## Request
How many of the lines below hold the word "Better"? Answer only with the number.

[Structured figure records]
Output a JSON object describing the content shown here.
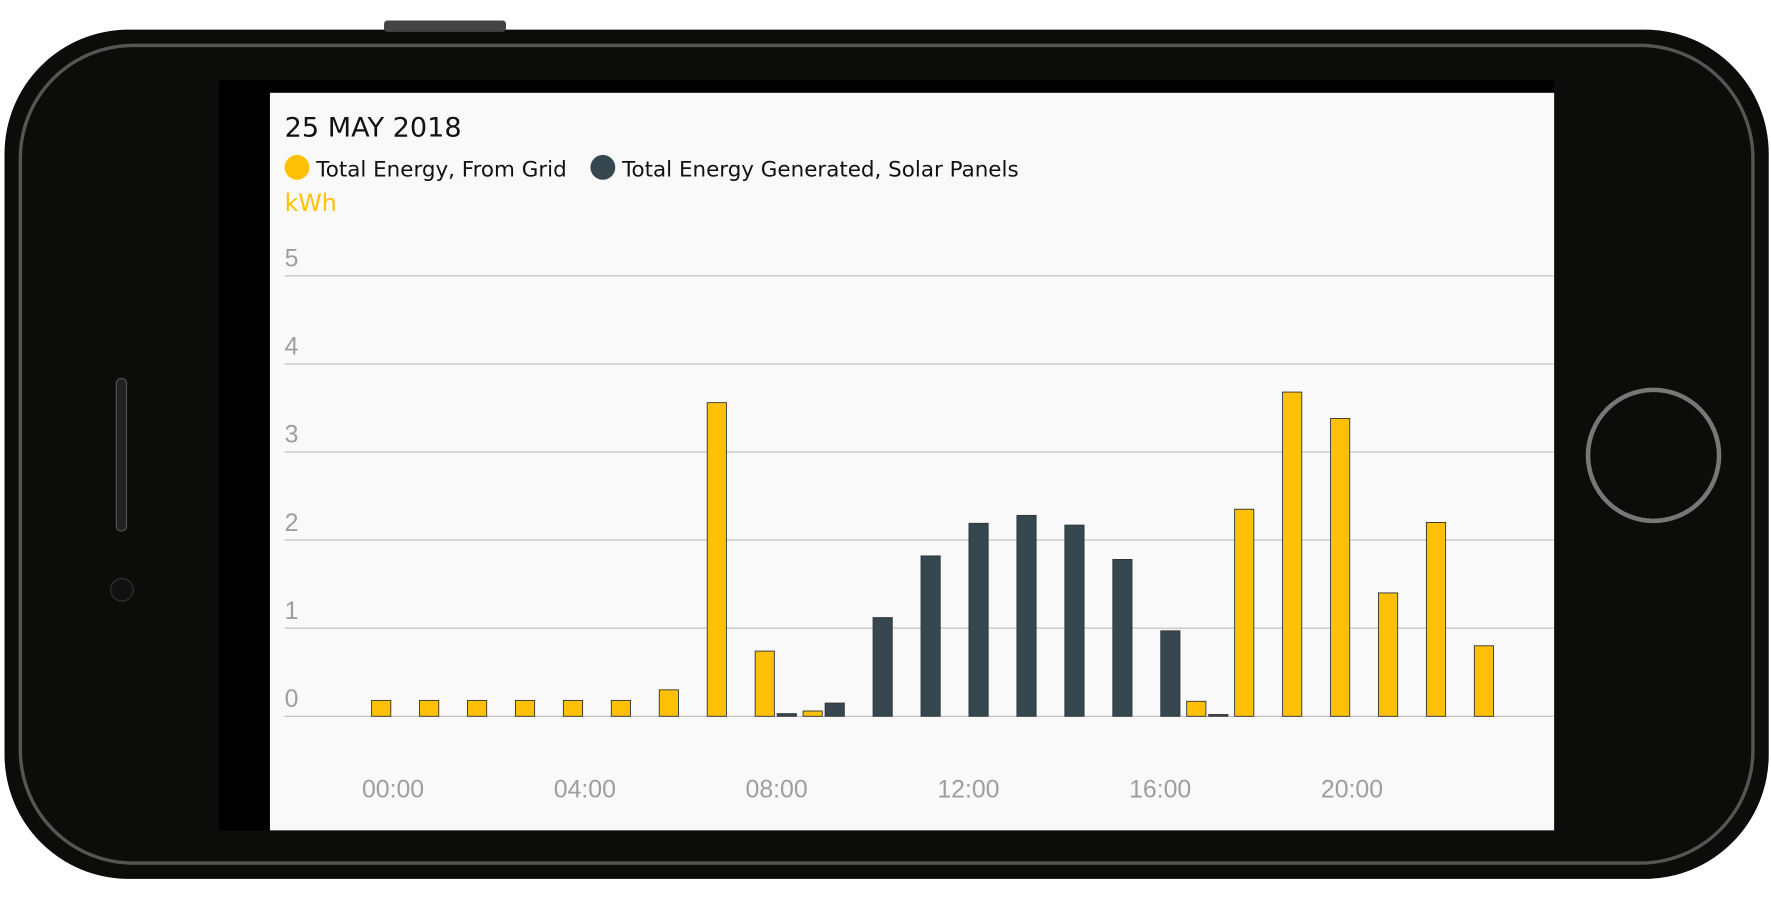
{
  "chart_data": {
    "type": "bar",
    "title": "25 MAY 2018",
    "y_label": "kWh",
    "categories": [
      "00:00",
      null,
      null,
      null,
      "04:00",
      null,
      null,
      null,
      "08:00",
      null,
      null,
      null,
      "12:00",
      null,
      null,
      null,
      "16:00",
      null,
      null,
      null,
      "20:00",
      null,
      null,
      null
    ],
    "series": [
      {
        "name": "Total Energy, From Grid",
        "color": "#ffc107",
        "values": [
          0.18,
          0.18,
          0.18,
          0.18,
          0.18,
          0.18,
          0.3,
          3.56,
          0.74,
          0.06,
          0,
          0,
          0,
          0,
          0,
          0,
          0,
          0.17,
          2.35,
          3.68,
          3.38,
          1.4,
          2.2,
          0.8
        ]
      },
      {
        "name": "Total Energy Generated, Solar Panels",
        "color": "#37474f",
        "values": [
          0,
          0,
          0,
          0,
          0,
          0,
          0,
          0,
          0.03,
          0.15,
          1.12,
          1.82,
          2.19,
          2.28,
          2.17,
          1.78,
          0.97,
          0.02,
          0,
          0,
          0,
          0,
          0,
          0
        ]
      }
    ],
    "ylim": [
      0,
      5
    ],
    "yticks": [
      0,
      1,
      2,
      3,
      4,
      5
    ],
    "grid": true
  }
}
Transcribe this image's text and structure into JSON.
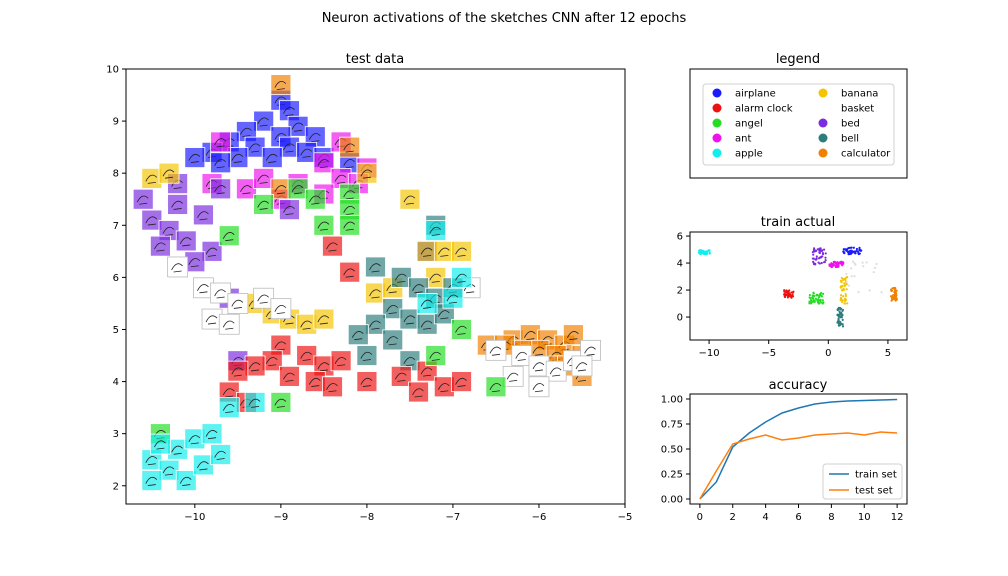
{
  "figure": {
    "suptitle": "Neuron activations of the sketches CNN after 12 epochs"
  },
  "colors": {
    "airplane": "#1a1aff",
    "alarm clock": "#ee1111",
    "angel": "#22dd22",
    "ant": "#ee11ee",
    "apple": "#11eeee",
    "banana": "#f5c400",
    "basket": "#ffffff",
    "bed": "#7b2be0",
    "bell": "#2e7d7d",
    "calculator": "#f08000"
  },
  "legend": {
    "title": "legend",
    "entries": [
      "airplane",
      "alarm clock",
      "angel",
      "ant",
      "apple",
      "banana",
      "basket",
      "bed",
      "bell",
      "calculator"
    ]
  },
  "chart_data": [
    {
      "type": "scatter",
      "title": "test data",
      "xlim": [
        -10.8,
        -5
      ],
      "ylim": [
        1.65,
        10
      ],
      "xticks": [
        -10,
        -9,
        -8,
        -7,
        -6,
        -5
      ],
      "yticks": [
        2,
        3,
        4,
        5,
        6,
        7,
        8,
        9,
        10
      ],
      "tick_labels_x": [
        "−10",
        "−9",
        "−8",
        "−7",
        "−6",
        "−5"
      ],
      "tick_labels_y": [
        "2",
        "3",
        "4",
        "5",
        "6",
        "7",
        "8",
        "9",
        "10"
      ],
      "marker": "sketch thumbnail",
      "clusters": [
        {
          "category": "airplane",
          "points": [
            [
              -9.0,
              9.4
            ],
            [
              -8.9,
              9.2
            ],
            [
              -9.2,
              9.0
            ],
            [
              -8.8,
              8.9
            ],
            [
              -9.4,
              8.8
            ],
            [
              -9.0,
              8.7
            ],
            [
              -8.6,
              8.7
            ],
            [
              -9.6,
              8.6
            ],
            [
              -9.3,
              8.5
            ],
            [
              -8.9,
              8.5
            ],
            [
              -9.8,
              8.4
            ],
            [
              -9.5,
              8.3
            ],
            [
              -8.7,
              8.4
            ],
            [
              -9.1,
              8.3
            ],
            [
              -8.5,
              8.3
            ],
            [
              -9.7,
              8.2
            ],
            [
              -8.2,
              8.2
            ],
            [
              -10.0,
              8.3
            ],
            [
              -7.3,
              6.5
            ]
          ]
        },
        {
          "category": "ant",
          "points": [
            [
              -9.7,
              8.6
            ],
            [
              -8.3,
              8.6
            ],
            [
              -8.5,
              8.2
            ],
            [
              -8.0,
              8.1
            ],
            [
              -8.3,
              7.9
            ],
            [
              -9.4,
              7.7
            ],
            [
              -8.8,
              7.8
            ],
            [
              -9.0,
              7.5
            ],
            [
              -8.5,
              7.6
            ],
            [
              -8.1,
              7.8
            ],
            [
              -9.2,
              7.9
            ],
            [
              -9.8,
              7.8
            ]
          ]
        },
        {
          "category": "bed",
          "points": [
            [
              -10.6,
              7.5
            ],
            [
              -10.2,
              7.4
            ],
            [
              -9.9,
              7.2
            ],
            [
              -10.5,
              7.1
            ],
            [
              -10.3,
              6.9
            ],
            [
              -10.1,
              6.7
            ],
            [
              -10.4,
              6.6
            ],
            [
              -9.8,
              6.5
            ],
            [
              -10.0,
              6.3
            ],
            [
              -9.6,
              5.6
            ],
            [
              -9.5,
              4.4
            ],
            [
              -9.7,
              7.7
            ],
            [
              -10.2,
              7.8
            ],
            [
              -8.9,
              7.3
            ]
          ]
        },
        {
          "category": "calculator",
          "points": [
            [
              -9.0,
              9.7
            ],
            [
              -8.2,
              8.5
            ],
            [
              -9.0,
              7.7
            ],
            [
              -6.6,
              4.7
            ],
            [
              -6.3,
              4.8
            ],
            [
              -6.1,
              4.9
            ],
            [
              -5.9,
              4.8
            ],
            [
              -5.7,
              4.7
            ],
            [
              -6.0,
              4.6
            ],
            [
              -5.8,
              4.5
            ],
            [
              -6.2,
              4.6
            ],
            [
              -5.6,
              4.9
            ],
            [
              -5.5,
              4.5
            ],
            [
              -5.7,
              4.3
            ],
            [
              -5.5,
              4.1
            ],
            [
              -6.4,
              4.7
            ],
            [
              -5.9,
              4.3
            ]
          ]
        },
        {
          "category": "banana",
          "points": [
            [
              -10.5,
              7.9
            ],
            [
              -10.3,
              8.0
            ],
            [
              -9.3,
              5.5
            ],
            [
              -9.1,
              5.3
            ],
            [
              -8.9,
              5.2
            ],
            [
              -8.7,
              5.1
            ],
            [
              -8.5,
              5.2
            ],
            [
              -7.9,
              5.7
            ],
            [
              -7.7,
              5.8
            ],
            [
              -7.3,
              6.5
            ],
            [
              -7.1,
              6.5
            ],
            [
              -6.9,
              6.5
            ],
            [
              -7.2,
              6.0
            ],
            [
              -7.5,
              7.5
            ],
            [
              -8.0,
              8.0
            ]
          ]
        },
        {
          "category": "basket",
          "points": [
            [
              -10.2,
              6.2
            ],
            [
              -9.9,
              5.8
            ],
            [
              -9.7,
              5.7
            ],
            [
              -9.5,
              5.5
            ],
            [
              -9.2,
              5.6
            ],
            [
              -9.0,
              5.4
            ],
            [
              -9.8,
              5.2
            ],
            [
              -9.6,
              5.1
            ],
            [
              -6.8,
              5.8
            ],
            [
              -6.5,
              4.6
            ],
            [
              -6.2,
              4.5
            ],
            [
              -6.0,
              4.3
            ],
            [
              -5.8,
              4.2
            ],
            [
              -5.6,
              4.4
            ],
            [
              -5.4,
              4.6
            ],
            [
              -5.5,
              4.3
            ],
            [
              -6.0,
              3.9
            ],
            [
              -6.3,
              4.1
            ]
          ]
        },
        {
          "category": "bell",
          "points": [
            [
              -7.9,
              6.2
            ],
            [
              -7.6,
              6.0
            ],
            [
              -7.4,
              5.8
            ],
            [
              -7.2,
              5.6
            ],
            [
              -7.0,
              5.8
            ],
            [
              -7.7,
              5.4
            ],
            [
              -7.5,
              5.2
            ],
            [
              -7.3,
              5.1
            ],
            [
              -7.1,
              5.3
            ],
            [
              -7.9,
              5.1
            ],
            [
              -8.1,
              4.9
            ],
            [
              -7.7,
              4.8
            ],
            [
              -7.5,
              4.4
            ],
            [
              -8.0,
              4.5
            ],
            [
              -7.2,
              7.0
            ]
          ]
        },
        {
          "category": "alarm clock",
          "points": [
            [
              -8.4,
              6.6
            ],
            [
              -8.2,
              6.1
            ],
            [
              -9.0,
              4.7
            ],
            [
              -8.7,
              4.5
            ],
            [
              -8.5,
              4.3
            ],
            [
              -8.3,
              4.4
            ],
            [
              -9.1,
              4.4
            ],
            [
              -9.3,
              4.3
            ],
            [
              -9.5,
              4.2
            ],
            [
              -8.9,
              4.1
            ],
            [
              -8.6,
              4.0
            ],
            [
              -8.0,
              4.0
            ],
            [
              -8.4,
              3.9
            ],
            [
              -7.6,
              4.1
            ],
            [
              -7.3,
              4.2
            ],
            [
              -7.1,
              3.9
            ],
            [
              -6.9,
              4.0
            ],
            [
              -7.4,
              3.8
            ],
            [
              -9.6,
              3.8
            ],
            [
              -9.4,
              3.6
            ]
          ]
        },
        {
          "category": "angel",
          "points": [
            [
              -9.2,
              7.4
            ],
            [
              -8.8,
              7.7
            ],
            [
              -8.6,
              7.5
            ],
            [
              -8.2,
              7.6
            ],
            [
              -8.2,
              7.3
            ],
            [
              -8.5,
              7.0
            ],
            [
              -8.2,
              7.0
            ],
            [
              -9.6,
              6.8
            ],
            [
              -7.2,
              4.5
            ],
            [
              -6.9,
              5.0
            ],
            [
              -6.5,
              3.9
            ],
            [
              -9.0,
              3.6
            ],
            [
              -10.4,
              3.0
            ]
          ]
        },
        {
          "category": "apple",
          "points": [
            [
              -10.5,
              2.5
            ],
            [
              -10.3,
              2.3
            ],
            [
              -10.1,
              2.1
            ],
            [
              -9.9,
              2.4
            ],
            [
              -10.2,
              2.7
            ],
            [
              -10.0,
              2.9
            ],
            [
              -9.8,
              3.0
            ],
            [
              -9.7,
              2.6
            ],
            [
              -10.5,
              2.1
            ],
            [
              -10.4,
              2.8
            ],
            [
              -9.6,
              3.5
            ],
            [
              -9.3,
              3.6
            ],
            [
              -7.2,
              6.9
            ],
            [
              -6.9,
              6.0
            ],
            [
              -7.3,
              5.5
            ],
            [
              -7.0,
              5.6
            ]
          ]
        }
      ]
    },
    {
      "type": "scatter",
      "title": "train actual",
      "xlim": [
        -11.6,
        6.6
      ],
      "ylim": [
        -1.7,
        6.3
      ],
      "xticks": [
        -10,
        -5,
        0,
        5
      ],
      "yticks": [
        0,
        2,
        4,
        6
      ],
      "tick_labels_x": [
        "−10",
        "−5",
        "0",
        "5"
      ],
      "tick_labels_y": [
        "0",
        "2",
        "4",
        "6"
      ],
      "clusters": [
        {
          "category": "apple",
          "center": [
            -10.4,
            4.8
          ],
          "spread": [
            0.5,
            0.15
          ]
        },
        {
          "category": "bed",
          "center": [
            -0.7,
            4.5
          ],
          "spread": [
            0.6,
            0.6
          ]
        },
        {
          "category": "airplane",
          "center": [
            2.0,
            4.9
          ],
          "spread": [
            0.8,
            0.25
          ]
        },
        {
          "category": "ant",
          "center": [
            0.7,
            3.9
          ],
          "spread": [
            0.6,
            0.2
          ]
        },
        {
          "category": "alarm clock",
          "center": [
            -3.3,
            1.7
          ],
          "spread": [
            0.4,
            0.3
          ]
        },
        {
          "category": "angel",
          "center": [
            -1.0,
            1.4
          ],
          "spread": [
            0.6,
            0.4
          ]
        },
        {
          "category": "banana",
          "center": [
            1.3,
            2.0
          ],
          "spread": [
            0.3,
            1.0
          ]
        },
        {
          "category": "calculator",
          "center": [
            5.5,
            1.7
          ],
          "spread": [
            0.25,
            0.5
          ]
        },
        {
          "category": "bell",
          "center": [
            1.0,
            0.0
          ],
          "spread": [
            0.25,
            0.7
          ]
        },
        {
          "category": "basket",
          "center": [
            3.0,
            3.0
          ],
          "spread": [
            1.5,
            1.2
          ]
        }
      ]
    },
    {
      "type": "line",
      "title": "accuracy",
      "xlim": [
        -0.6,
        12.6
      ],
      "ylim": [
        -0.05,
        1.05
      ],
      "xticks": [
        0,
        2,
        4,
        6,
        8,
        10,
        12
      ],
      "yticks": [
        0.0,
        0.25,
        0.5,
        0.75,
        1.0
      ],
      "tick_labels_x": [
        "0",
        "2",
        "4",
        "6",
        "8",
        "10",
        "12"
      ],
      "tick_labels_y": [
        "0.00",
        "0.25",
        "0.50",
        "0.75",
        "1.00"
      ],
      "x": [
        0,
        1,
        2,
        3,
        4,
        5,
        6,
        7,
        8,
        9,
        10,
        11,
        12
      ],
      "series": [
        {
          "name": "train set",
          "color": "#1f77b4",
          "values": [
            0.0,
            0.17,
            0.52,
            0.66,
            0.77,
            0.86,
            0.91,
            0.95,
            0.97,
            0.98,
            0.985,
            0.99,
            0.995
          ]
        },
        {
          "name": "test set",
          "color": "#ff7f0e",
          "values": [
            0.0,
            0.28,
            0.55,
            0.6,
            0.64,
            0.59,
            0.61,
            0.64,
            0.65,
            0.66,
            0.64,
            0.67,
            0.66
          ]
        }
      ],
      "legend_position": "lower-right"
    }
  ]
}
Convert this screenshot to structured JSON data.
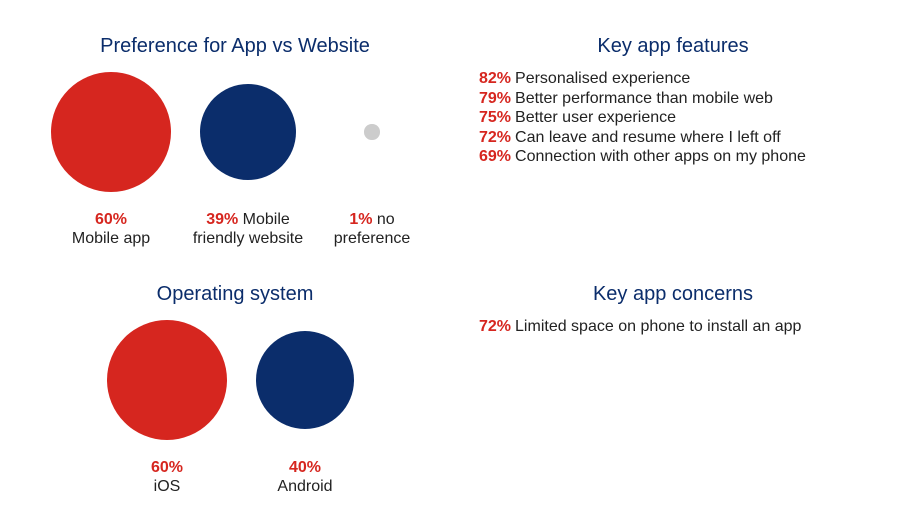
{
  "colors": {
    "primary": "#d6261f",
    "secondary": "#0b2d6b",
    "title": "#0b2d6b"
  },
  "chart_data": [
    {
      "type": "bubble",
      "title": "Preference for App vs Website",
      "items": [
        {
          "pct_label": "60%",
          "value": 60,
          "label_inline": "",
          "label": "Mobile app",
          "color": "#d6261f"
        },
        {
          "pct_label": "39%",
          "value": 39,
          "label_inline": "Mobile",
          "label": "friendly website",
          "color": "#0b2d6b"
        },
        {
          "pct_label": "1%",
          "value": 1,
          "label_inline": "no",
          "label": "preference",
          "color": "#cccccc"
        }
      ]
    },
    {
      "type": "bubble",
      "title": "Operating system",
      "items": [
        {
          "pct_label": "60%",
          "value": 60,
          "label_inline": "",
          "label": "iOS",
          "color": "#d6261f"
        },
        {
          "pct_label": "40%",
          "value": 40,
          "label_inline": "",
          "label": "Android",
          "color": "#0b2d6b"
        }
      ]
    },
    {
      "type": "table",
      "title": "Key app features",
      "rows": [
        {
          "pct_label": "82%",
          "value": 82,
          "label": "Personalised experience"
        },
        {
          "pct_label": "79%",
          "value": 79,
          "label": "Better performance than mobile web"
        },
        {
          "pct_label": "75%",
          "value": 75,
          "label": "Better user experience"
        },
        {
          "pct_label": "72%",
          "value": 72,
          "label": "Can leave and resume where I left off"
        },
        {
          "pct_label": "69%",
          "value": 69,
          "label": "Connection with other apps on my phone"
        }
      ]
    },
    {
      "type": "table",
      "title": "Key app concerns",
      "rows": [
        {
          "pct_label": "72%",
          "value": 72,
          "label": "Limited space on phone to install an app"
        }
      ]
    }
  ]
}
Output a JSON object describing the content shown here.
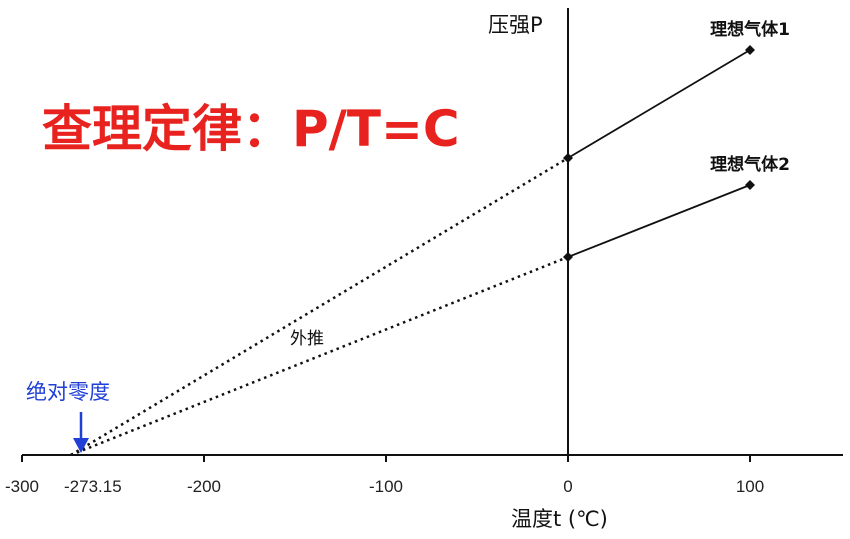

## Answer to this exercise
2